Saved data entries:
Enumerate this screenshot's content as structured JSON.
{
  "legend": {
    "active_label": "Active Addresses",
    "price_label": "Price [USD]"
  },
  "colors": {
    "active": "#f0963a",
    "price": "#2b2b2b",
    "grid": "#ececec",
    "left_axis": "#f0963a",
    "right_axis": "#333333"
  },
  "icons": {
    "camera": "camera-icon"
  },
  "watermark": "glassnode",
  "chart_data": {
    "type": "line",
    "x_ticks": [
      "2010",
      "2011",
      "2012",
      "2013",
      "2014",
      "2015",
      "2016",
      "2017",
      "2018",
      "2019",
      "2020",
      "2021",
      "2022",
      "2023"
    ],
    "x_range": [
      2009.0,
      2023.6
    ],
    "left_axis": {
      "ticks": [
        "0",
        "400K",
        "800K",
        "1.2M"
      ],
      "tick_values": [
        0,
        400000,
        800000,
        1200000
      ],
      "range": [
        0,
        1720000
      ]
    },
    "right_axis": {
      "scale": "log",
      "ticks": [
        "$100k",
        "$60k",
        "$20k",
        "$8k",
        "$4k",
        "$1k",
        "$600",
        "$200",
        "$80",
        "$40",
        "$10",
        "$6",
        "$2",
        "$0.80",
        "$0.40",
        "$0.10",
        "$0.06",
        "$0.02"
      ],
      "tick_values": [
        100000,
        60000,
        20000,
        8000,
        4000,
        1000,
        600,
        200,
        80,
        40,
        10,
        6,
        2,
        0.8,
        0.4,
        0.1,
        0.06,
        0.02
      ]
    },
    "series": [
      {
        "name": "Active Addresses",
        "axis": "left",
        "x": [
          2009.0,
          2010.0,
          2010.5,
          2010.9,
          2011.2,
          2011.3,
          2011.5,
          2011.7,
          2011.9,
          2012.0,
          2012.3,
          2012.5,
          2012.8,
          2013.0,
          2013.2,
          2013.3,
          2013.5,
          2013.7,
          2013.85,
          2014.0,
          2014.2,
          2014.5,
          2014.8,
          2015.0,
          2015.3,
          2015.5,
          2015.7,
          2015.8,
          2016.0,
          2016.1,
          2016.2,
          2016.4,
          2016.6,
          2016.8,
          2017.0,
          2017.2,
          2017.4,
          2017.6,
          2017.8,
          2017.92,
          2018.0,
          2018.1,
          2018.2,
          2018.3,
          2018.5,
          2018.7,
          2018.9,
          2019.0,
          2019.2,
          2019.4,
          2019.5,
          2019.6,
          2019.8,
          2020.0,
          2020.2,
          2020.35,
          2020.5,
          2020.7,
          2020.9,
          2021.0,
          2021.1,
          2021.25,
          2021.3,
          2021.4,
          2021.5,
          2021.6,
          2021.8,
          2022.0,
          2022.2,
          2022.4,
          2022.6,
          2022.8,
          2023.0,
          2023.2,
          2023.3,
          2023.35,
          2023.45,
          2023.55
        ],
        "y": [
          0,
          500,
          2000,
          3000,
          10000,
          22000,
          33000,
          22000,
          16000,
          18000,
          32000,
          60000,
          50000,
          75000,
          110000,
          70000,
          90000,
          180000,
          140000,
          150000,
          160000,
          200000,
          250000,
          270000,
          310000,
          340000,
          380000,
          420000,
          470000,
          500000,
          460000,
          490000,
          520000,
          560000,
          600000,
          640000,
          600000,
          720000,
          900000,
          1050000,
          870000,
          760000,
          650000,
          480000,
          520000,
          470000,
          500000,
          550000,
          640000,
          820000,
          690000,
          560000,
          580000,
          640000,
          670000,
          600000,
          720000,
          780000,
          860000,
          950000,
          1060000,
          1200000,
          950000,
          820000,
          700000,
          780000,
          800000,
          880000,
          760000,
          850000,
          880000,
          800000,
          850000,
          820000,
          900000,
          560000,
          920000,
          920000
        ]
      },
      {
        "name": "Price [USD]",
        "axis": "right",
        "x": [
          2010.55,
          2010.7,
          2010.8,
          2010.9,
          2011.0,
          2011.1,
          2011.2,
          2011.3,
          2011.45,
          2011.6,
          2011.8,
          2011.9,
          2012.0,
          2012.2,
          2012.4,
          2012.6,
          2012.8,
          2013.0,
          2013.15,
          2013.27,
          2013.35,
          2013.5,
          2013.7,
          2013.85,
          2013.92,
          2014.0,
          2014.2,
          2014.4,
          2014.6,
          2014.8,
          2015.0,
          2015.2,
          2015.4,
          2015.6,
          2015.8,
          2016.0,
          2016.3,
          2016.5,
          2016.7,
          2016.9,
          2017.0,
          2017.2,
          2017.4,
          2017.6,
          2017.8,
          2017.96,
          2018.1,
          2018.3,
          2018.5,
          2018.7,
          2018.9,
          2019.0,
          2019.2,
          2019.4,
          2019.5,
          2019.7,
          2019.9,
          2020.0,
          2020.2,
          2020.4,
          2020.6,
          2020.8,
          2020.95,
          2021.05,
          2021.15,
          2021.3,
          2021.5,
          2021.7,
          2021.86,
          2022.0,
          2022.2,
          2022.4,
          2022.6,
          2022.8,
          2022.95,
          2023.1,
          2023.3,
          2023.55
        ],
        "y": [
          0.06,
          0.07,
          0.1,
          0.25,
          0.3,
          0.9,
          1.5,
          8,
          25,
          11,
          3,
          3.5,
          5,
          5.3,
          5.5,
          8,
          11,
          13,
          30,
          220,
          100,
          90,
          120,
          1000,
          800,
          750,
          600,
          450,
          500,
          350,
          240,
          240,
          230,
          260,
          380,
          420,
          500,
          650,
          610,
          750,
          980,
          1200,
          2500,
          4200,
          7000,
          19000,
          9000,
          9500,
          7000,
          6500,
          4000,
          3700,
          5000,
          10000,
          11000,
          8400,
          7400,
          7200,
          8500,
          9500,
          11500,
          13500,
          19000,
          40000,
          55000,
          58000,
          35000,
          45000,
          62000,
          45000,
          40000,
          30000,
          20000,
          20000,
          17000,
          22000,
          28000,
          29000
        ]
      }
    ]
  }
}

What you should do: Type out all of the material again, word for word.

Answer to this exercise:
Enumerate this screenshot's content as structured JSON.
{
  "legend": {
    "active_label": "Active Addresses",
    "price_label": "Price [USD]"
  },
  "colors": {
    "active": "#f0963a",
    "price": "#2b2b2b",
    "grid": "#ececec",
    "left_axis": "#f0963a",
    "right_axis": "#333333"
  },
  "icons": {
    "camera": "camera-icon"
  },
  "watermark": "glassnode",
  "chart_data": {
    "type": "line",
    "x_ticks": [
      "2010",
      "2011",
      "2012",
      "2013",
      "2014",
      "2015",
      "2016",
      "2017",
      "2018",
      "2019",
      "2020",
      "2021",
      "2022",
      "2023"
    ],
    "x_range": [
      2009.0,
      2023.6
    ],
    "left_axis": {
      "ticks": [
        "0",
        "400K",
        "800K",
        "1.2M"
      ],
      "tick_values": [
        0,
        400000,
        800000,
        1200000
      ],
      "range": [
        0,
        1720000
      ]
    },
    "right_axis": {
      "scale": "log",
      "ticks": [
        "$100k",
        "$60k",
        "$20k",
        "$8k",
        "$4k",
        "$1k",
        "$600",
        "$200",
        "$80",
        "$40",
        "$10",
        "$6",
        "$2",
        "$0.80",
        "$0.40",
        "$0.10",
        "$0.06",
        "$0.02"
      ],
      "tick_values": [
        100000,
        60000,
        20000,
        8000,
        4000,
        1000,
        600,
        200,
        80,
        40,
        10,
        6,
        2,
        0.8,
        0.4,
        0.1,
        0.06,
        0.02
      ]
    },
    "series": [
      {
        "name": "Active Addresses",
        "axis": "left",
        "x": [
          2009.0,
          2010.0,
          2010.5,
          2010.9,
          2011.2,
          2011.3,
          2011.5,
          2011.7,
          2011.9,
          2012.0,
          2012.3,
          2012.5,
          2012.8,
          2013.0,
          2013.2,
          2013.3,
          2013.5,
          2013.7,
          2013.85,
          2014.0,
          2014.2,
          2014.5,
          2014.8,
          2015.0,
          2015.3,
          2015.5,
          2015.7,
          2015.8,
          2016.0,
          2016.1,
          2016.2,
          2016.4,
          2016.6,
          2016.8,
          2017.0,
          2017.2,
          2017.4,
          2017.6,
          2017.8,
          2017.92,
          2018.0,
          2018.1,
          2018.2,
          2018.3,
          2018.5,
          2018.7,
          2018.9,
          2019.0,
          2019.2,
          2019.4,
          2019.5,
          2019.6,
          2019.8,
          2020.0,
          2020.2,
          2020.35,
          2020.5,
          2020.7,
          2020.9,
          2021.0,
          2021.1,
          2021.25,
          2021.3,
          2021.4,
          2021.5,
          2021.6,
          2021.8,
          2022.0,
          2022.2,
          2022.4,
          2022.6,
          2022.8,
          2023.0,
          2023.2,
          2023.3,
          2023.35,
          2023.45,
          2023.55
        ],
        "y": [
          0,
          500,
          2000,
          3000,
          10000,
          22000,
          33000,
          22000,
          16000,
          18000,
          32000,
          60000,
          50000,
          75000,
          110000,
          70000,
          90000,
          180000,
          140000,
          150000,
          160000,
          200000,
          250000,
          270000,
          310000,
          340000,
          380000,
          420000,
          470000,
          500000,
          460000,
          490000,
          520000,
          560000,
          600000,
          640000,
          600000,
          720000,
          900000,
          1050000,
          870000,
          760000,
          650000,
          480000,
          520000,
          470000,
          500000,
          550000,
          640000,
          820000,
          690000,
          560000,
          580000,
          640000,
          670000,
          600000,
          720000,
          780000,
          860000,
          950000,
          1060000,
          1200000,
          950000,
          820000,
          700000,
          780000,
          800000,
          880000,
          760000,
          850000,
          880000,
          800000,
          850000,
          820000,
          900000,
          560000,
          920000,
          920000
        ]
      },
      {
        "name": "Price [USD]",
        "axis": "right",
        "x": [
          2010.55,
          2010.7,
          2010.8,
          2010.9,
          2011.0,
          2011.1,
          2011.2,
          2011.3,
          2011.45,
          2011.6,
          2011.8,
          2011.9,
          2012.0,
          2012.2,
          2012.4,
          2012.6,
          2012.8,
          2013.0,
          2013.15,
          2013.27,
          2013.35,
          2013.5,
          2013.7,
          2013.85,
          2013.92,
          2014.0,
          2014.2,
          2014.4,
          2014.6,
          2014.8,
          2015.0,
          2015.2,
          2015.4,
          2015.6,
          2015.8,
          2016.0,
          2016.3,
          2016.5,
          2016.7,
          2016.9,
          2017.0,
          2017.2,
          2017.4,
          2017.6,
          2017.8,
          2017.96,
          2018.1,
          2018.3,
          2018.5,
          2018.7,
          2018.9,
          2019.0,
          2019.2,
          2019.4,
          2019.5,
          2019.7,
          2019.9,
          2020.0,
          2020.2,
          2020.4,
          2020.6,
          2020.8,
          2020.95,
          2021.05,
          2021.15,
          2021.3,
          2021.5,
          2021.7,
          2021.86,
          2022.0,
          2022.2,
          2022.4,
          2022.6,
          2022.8,
          2022.95,
          2023.1,
          2023.3,
          2023.55
        ],
        "y": [
          0.06,
          0.07,
          0.1,
          0.25,
          0.3,
          0.9,
          1.5,
          8,
          25,
          11,
          3,
          3.5,
          5,
          5.3,
          5.5,
          8,
          11,
          13,
          30,
          220,
          100,
          90,
          120,
          1000,
          800,
          750,
          600,
          450,
          500,
          350,
          240,
          240,
          230,
          260,
          380,
          420,
          500,
          650,
          610,
          750,
          980,
          1200,
          2500,
          4200,
          7000,
          19000,
          9000,
          9500,
          7000,
          6500,
          4000,
          3700,
          5000,
          10000,
          11000,
          8400,
          7400,
          7200,
          8500,
          9500,
          11500,
          13500,
          19000,
          40000,
          55000,
          58000,
          35000,
          45000,
          62000,
          45000,
          40000,
          30000,
          20000,
          20000,
          17000,
          22000,
          28000,
          29000
        ]
      }
    ]
  }
}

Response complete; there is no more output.